> **Aim of the exercise**
Quote the entries in full, character for character, without their images.

— Start —

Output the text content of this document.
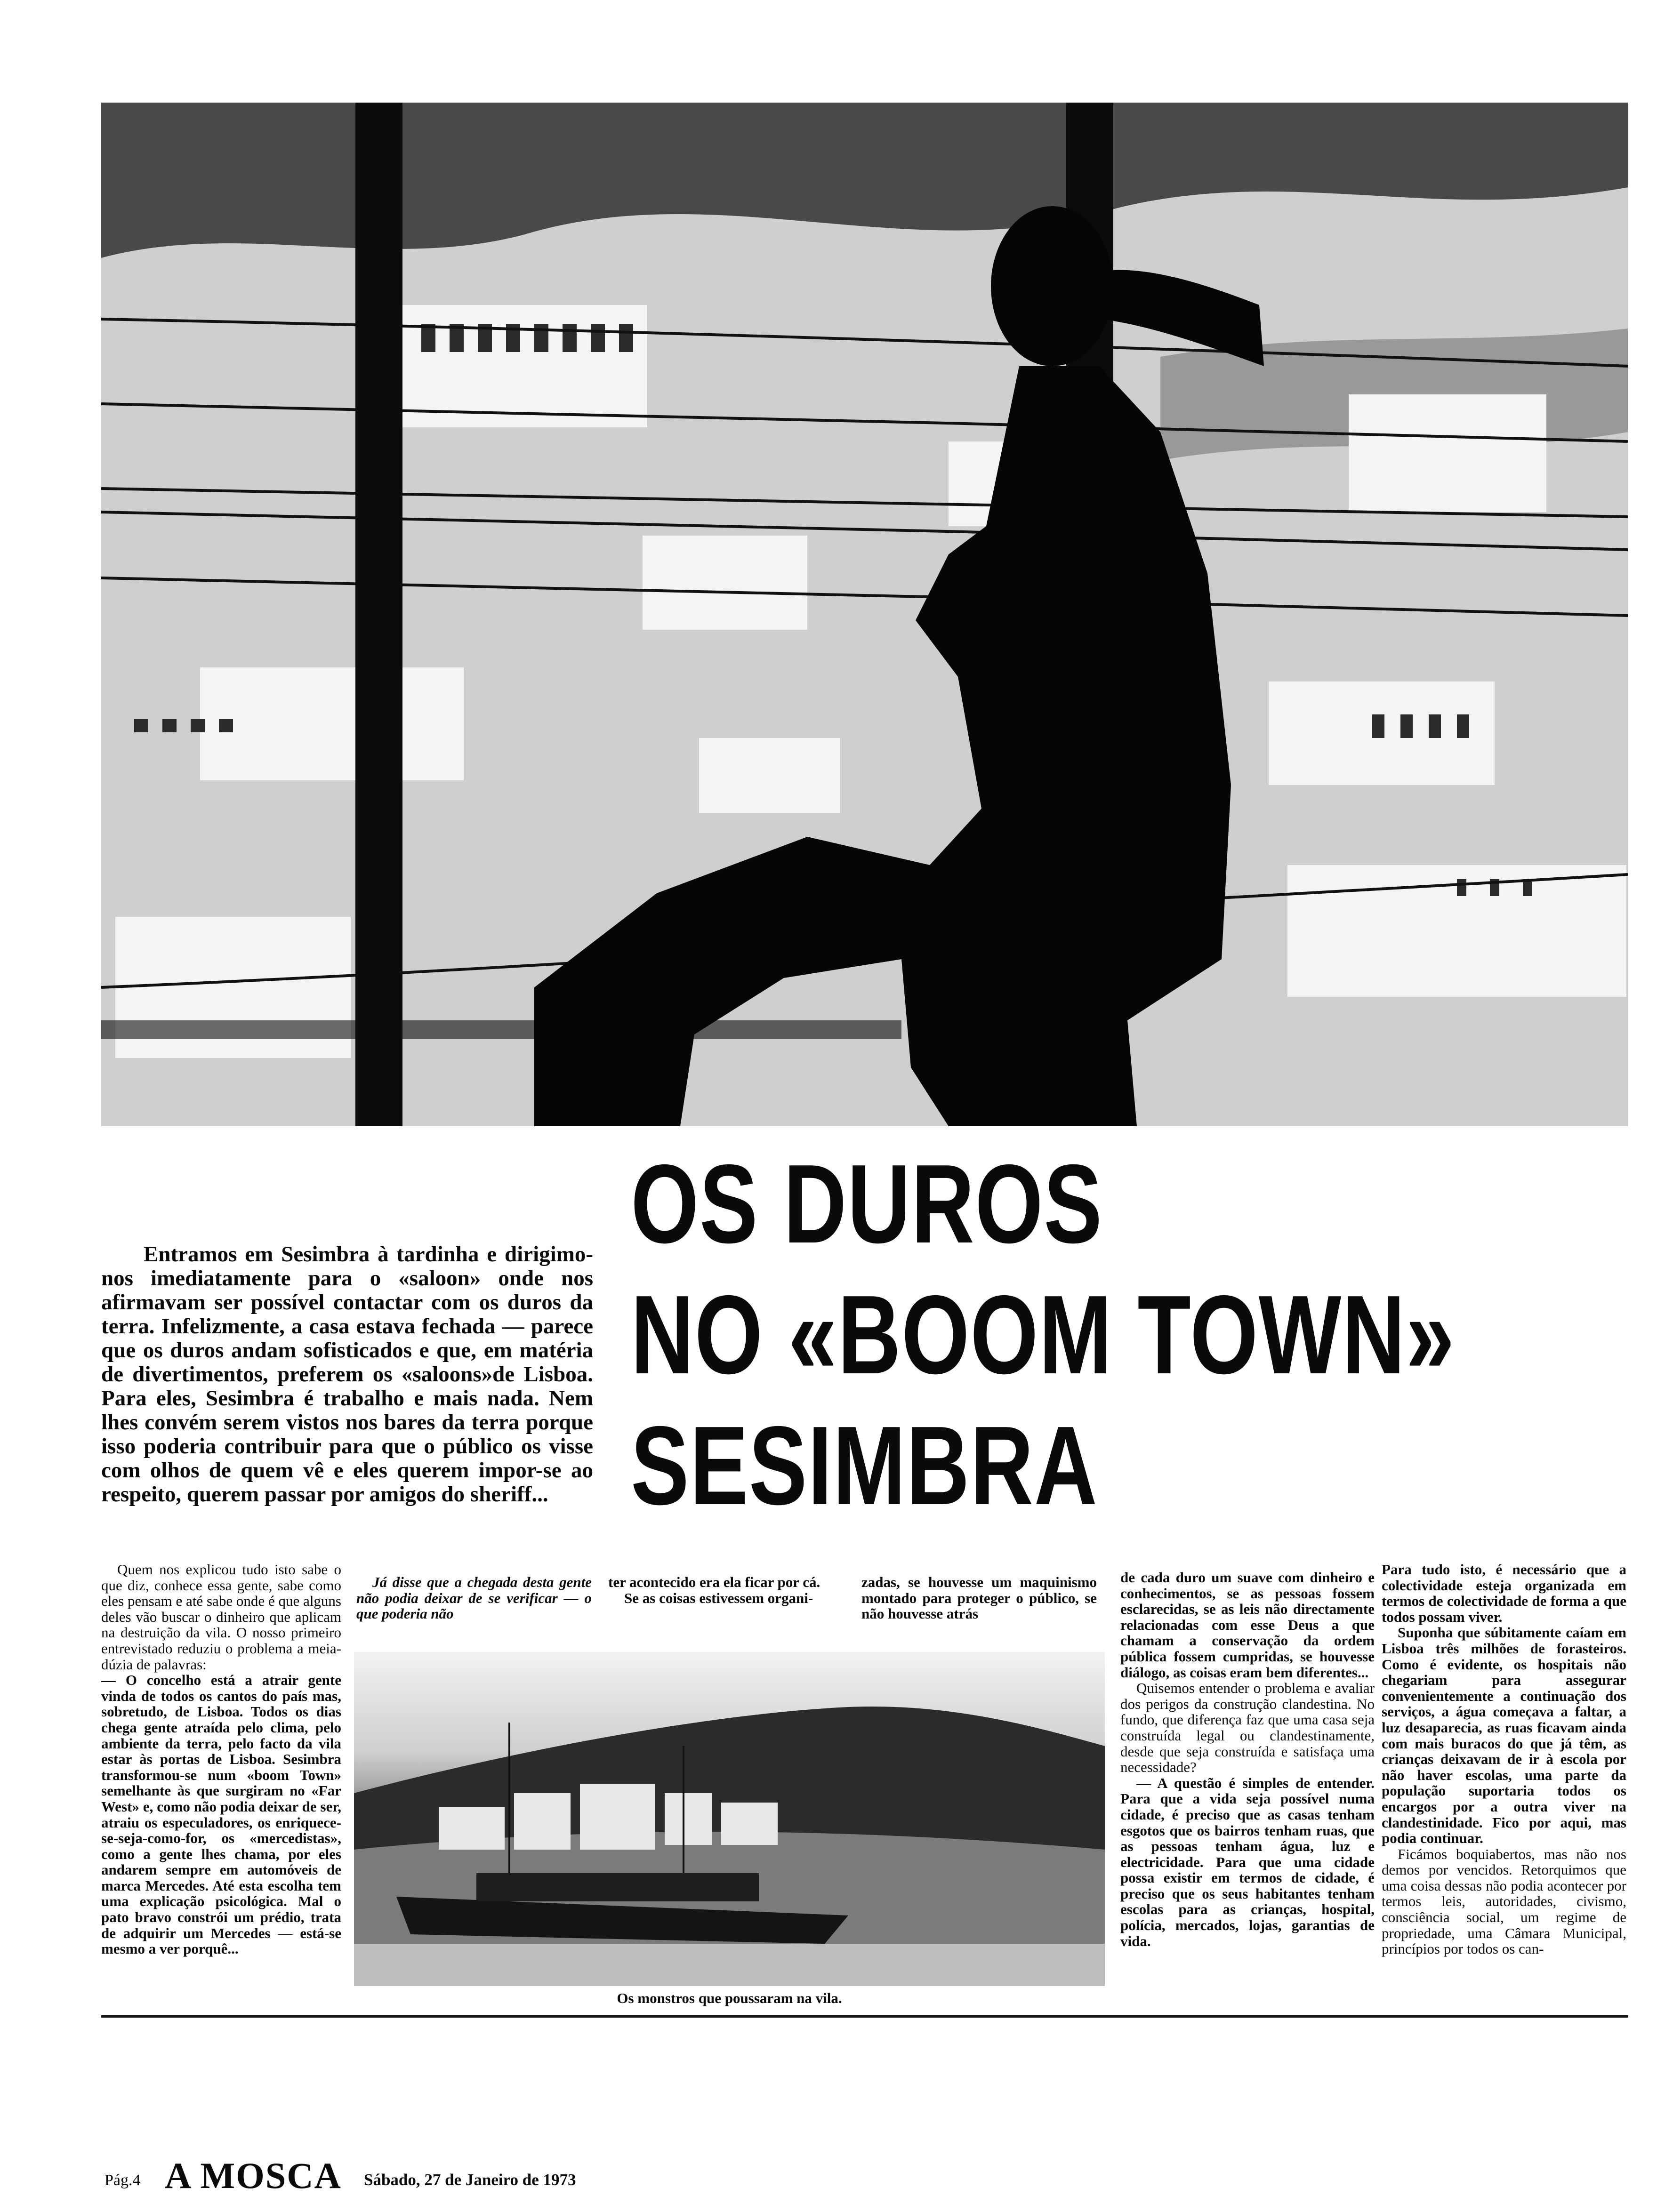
OS DUROS
NO «BOOM TOWN»
SESIMBRA
Entramos em Sesimbra à tardinha e dirigimo-nos imediatamente para o «saloon» onde nos afirmavam ser possível contactar com os duros da terra. Infelizmente, a casa estava fechada — parece que os duros andam sofisticados e que, em matéria de divertimentos, preferem os «saloons»de Lisboa. Para eles, Sesimbra é trabalho e mais nada. Nem lhes convém serem vistos nos bares da terra porque isso poderia contribuir para que o público os visse com olhos de quem vê e eles querem impor-se ao respeito, querem passar por amigos do sheriff...

Quem nos explicou tudo isto sabe o que diz, conhece essa gente, sabe como eles pensam e até sabe onde é que alguns deles vão buscar o dinheiro que aplicam na destruição da vila. O nosso primeiro entrevistado reduziu o problema a meia-dúzia de palavras:

— O concelho está a atrair gente vinda de todos os cantos do país mas, sobretudo, de Lisboa. Todos os dias chega gente atraída pelo clima, pelo ambiente da terra, pelo facto da vila estar às portas de Lisboa. Sesimbra transformou-se num «boom Town» semelhante às que surgiram no «Far West» e, como não podia deixar de ser, atraiu os especuladores, os enriquece-se-seja-como-for, os «mercedistas», como a gente lhes chama, por eles andarem sempre em automóveis de marca Mercedes. Até esta escolha tem uma explicação psicológica. Mal o pato bravo constrói um prédio, trata de adquirir um Mercedes — está-se mesmo a ver porquê...

Já disse que a chegada desta gente não podia deixar de se verificar — o que poderia não

ter acontecido era ela ficar por cá.

Se as coisas estivessem organi-

zadas, se houvesse um maquinismo montado para proteger o público, se não houvesse atrás

Os monstros que poussaram na vila.

de cada duro um suave com dinheiro e conhecimentos, se as pessoas fossem esclarecidas, se as leis não directamente relacionadas com esse Deus a que chamam a conservação da ordem pública fossem cumpridas, se houvesse diálogo, as coisas eram bem diferentes...

Quisemos entender o problema e avaliar dos perigos da construção clandestina. No fundo, que diferença faz que uma casa seja construída legal ou clandestinamente, desde que seja construída e satisfaça uma necessidade?

— A questão é simples de entender. Para que a vida seja possível numa cidade, é preciso que as casas tenham esgotos que os bairros tenham ruas, que as pessoas tenham água, luz e electricidade. Para que uma cidade possa existir em termos de cidade, é preciso que os seus habitantes tenham escolas para as crianças, hospital, polícia, mercados, lojas, garantias de vida.

Para tudo isto, é necessário que a colectividade esteja organizada em termos de colectividade de forma a que todos possam viver.

Suponha que súbitamente caíam em Lisboa três milhões de forasteiros. Como é evidente, os hospitais não chegariam para assegurar convenientemente a continuação dos serviços, a água começava a faltar, a luz desaparecia, as ruas ficavam ainda com mais buracos do que já têm, as crianças deixavam de ir à escola por não haver escolas, uma parte da população suportaria todos os encargos por a outra viver na clandestinidade. Fico por aqui, mas podia continuar.

Ficámos boquiabertos, mas não nos demos por vencidos. Retorquimos que uma coisa dessas não podia acontecer por termos leis, autoridades, civismo, consciência social, um regime de propriedade, uma Câmara Municipal, princípios por todos os can-

Pág.4 A MOSCA Sábado, 27 de Janeiro de 1973
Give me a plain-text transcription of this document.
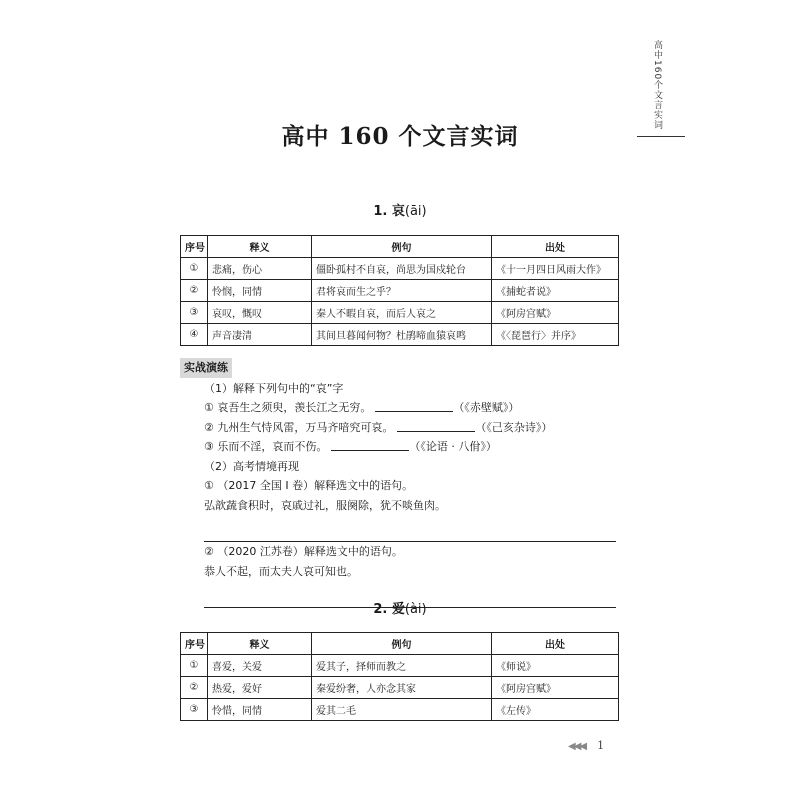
高中160个文言实词
高中 160 个文言实词
1. 哀(āi)
序号	释义	例句	出处
①	悲痛，伤心	僵卧孤村不自哀，尚思为国戍轮台	《十一月四日风雨大作》
②	怜悯，同情	君将哀而生之乎？	《捕蛇者说》
③	哀叹，慨叹	秦人不暇自哀，而后人哀之	《阿房宫赋》
④	声音凄清	其间旦暮闻何物？杜鹃啼血猿哀鸣	《〈琵琶行〉并序》
实战演练
（1）解释下列句中的“哀”字
① 哀吾生之须臾，羡长江之无穷。	（《赤壁赋》）
② 九州生气恃风雷，万马齐喑究可哀。	（《己亥杂诗》）
③ 乐而不淫，哀而不伤。	（《论语 · 八佾》）
（2）高考情境再现
① （2017 全国 Ⅰ 卷）解释选文中的语句。
弘歆蔬食积时，哀戚过礼，服阕除，犹不啖鱼肉。
② （2020 江苏卷）解释选文中的语句。
恭人不起，而太夫人哀可知也。
2. 爱(ài)
序号	释义	例句	出处
①	喜爱，关爱	爱其子，择师而教之	《师说》
②	热爱，爱好	秦爱纷奢，人亦念其家	《阿房宫赋》
③	怜惜，同情	爱其二毛	《左传》
◀◀◀ 1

— End —

> **Exercise result**
Output the text content of this document.
OS DUROS
NO «BOOM TOWN»
SESIMBRA
Entramos em Sesimbra à tardinha e dirigimo-nos imediatamente para o «saloon» onde nos afirmavam ser possível contactar com os duros da terra. Infelizmente, a casa estava fechada — parece que os duros andam sofisticados e que, em matéria de divertimentos, preferem os «saloons»de Lisboa. Para eles, Sesimbra é trabalho e mais nada. Nem lhes convém serem vistos nos bares da terra porque isso poderia contribuir para que o público os visse com olhos de quem vê e eles querem impor-se ao respeito, querem passar por amigos do sheriff...

Quem nos explicou tudo isto sabe o que diz, conhece essa gente, sabe como eles pensam e até sabe onde é que alguns deles vão buscar o dinheiro que aplicam na destruição da vila. O nosso primeiro entrevistado reduziu o problema a meia-dúzia de palavras:

— O concelho está a atrair gente vinda de todos os cantos do país mas, sobretudo, de Lisboa. Todos os dias chega gente atraída pelo clima, pelo ambiente da terra, pelo facto da vila estar às portas de Lisboa. Sesimbra transformou-se num «boom Town» semelhante às que surgiram no «Far West» e, como não podia deixar de ser, atraiu os especuladores, os enriquece-se-seja-como-for, os «mercedistas», como a gente lhes chama, por eles andarem sempre em automóveis de marca Mercedes. Até esta escolha tem uma explicação psicológica. Mal o pato bravo constrói um prédio, trata de adquirir um Mercedes — está-se mesmo a ver porquê...

Já disse que a chegada desta gente não podia deixar de se verificar — o que poderia não

ter acontecido era ela ficar por cá.

Se as coisas estivessem organi-

zadas, se houvesse um maquinismo montado para proteger o público, se não houvesse atrás

Os monstros que poussaram na vila.

de cada duro um suave com dinheiro e conhecimentos, se as pessoas fossem esclarecidas, se as leis não directamente relacionadas com esse Deus a que chamam a conservação da ordem pública fossem cumpridas, se houvesse diálogo, as coisas eram bem diferentes...

Quisemos entender o problema e avaliar dos perigos da construção clandestina. No fundo, que diferença faz que uma casa seja construída legal ou clandestinamente, desde que seja construída e satisfaça uma necessidade?

— A questão é simples de entender. Para que a vida seja possível numa cidade, é preciso que as casas tenham esgotos que os bairros tenham ruas, que as pessoas tenham água, luz e electricidade. Para que uma cidade possa existir em termos de cidade, é preciso que os seus habitantes tenham escolas para as crianças, hospital, polícia, mercados, lojas, garantias de vida.

Para tudo isto, é necessário que a colectividade esteja organizada em termos de colectividade de forma a que todos possam viver.

Suponha que súbitamente caíam em Lisboa três milhões de forasteiros. Como é evidente, os hospitais não chegariam para assegurar convenientemente a continuação dos serviços, a água começava a faltar, a luz desaparecia, as ruas ficavam ainda com mais buracos do que já têm, as crianças deixavam de ir à escola por não haver escolas, uma parte da população suportaria todos os encargos por a outra viver na clandestinidade. Fico por aqui, mas podia continuar.

Ficámos boquiabertos, mas não nos demos por vencidos. Retorquimos que uma coisa dessas não podia acontecer por termos leis, autoridades, civismo, consciência social, um regime de propriedade, uma Câmara Municipal, princípios por todos os can-

Pág.4 A MOSCA Sábado, 27 de Janeiro de 1973
Give me a plain-text transcription of this document.
高中160个文言实词
高中 160 个文言实词
1. 哀(āi)
序号	释义	例句	出处
①	悲痛，伤心	僵卧孤村不自哀，尚思为国戍轮台	《十一月四日风雨大作》
②	怜悯，同情	君将哀而生之乎？	《捕蛇者说》
③	哀叹，慨叹	秦人不暇自哀，而后人哀之	《阿房宫赋》
④	声音凄清	其间旦暮闻何物？杜鹃啼血猿哀鸣	《〈琵琶行〉并序》
实战演练
（1）解释下列句中的“哀”字
① 哀吾生之须臾，羡长江之无穷。	（《赤壁赋》）
② 九州生气恃风雷，万马齐喑究可哀。	（《己亥杂诗》）
③ 乐而不淫，哀而不伤。	（《论语 · 八佾》）
（2）高考情境再现
① （2017 全国 Ⅰ 卷）解释选文中的语句。
弘歆蔬食积时，哀戚过礼，服阕除，犹不啖鱼肉。
② （2020 江苏卷）解释选文中的语句。
恭人不起，而太夫人哀可知也。
2. 爱(ài)
序号	释义	例句	出处
①	喜爱，关爱	爱其子，择师而教之	《师说》
②	热爱，爱好	秦爱纷奢，人亦念其家	《阿房宫赋》
③	怜惜，同情	爱其二毛	《左传》
◀◀◀ 1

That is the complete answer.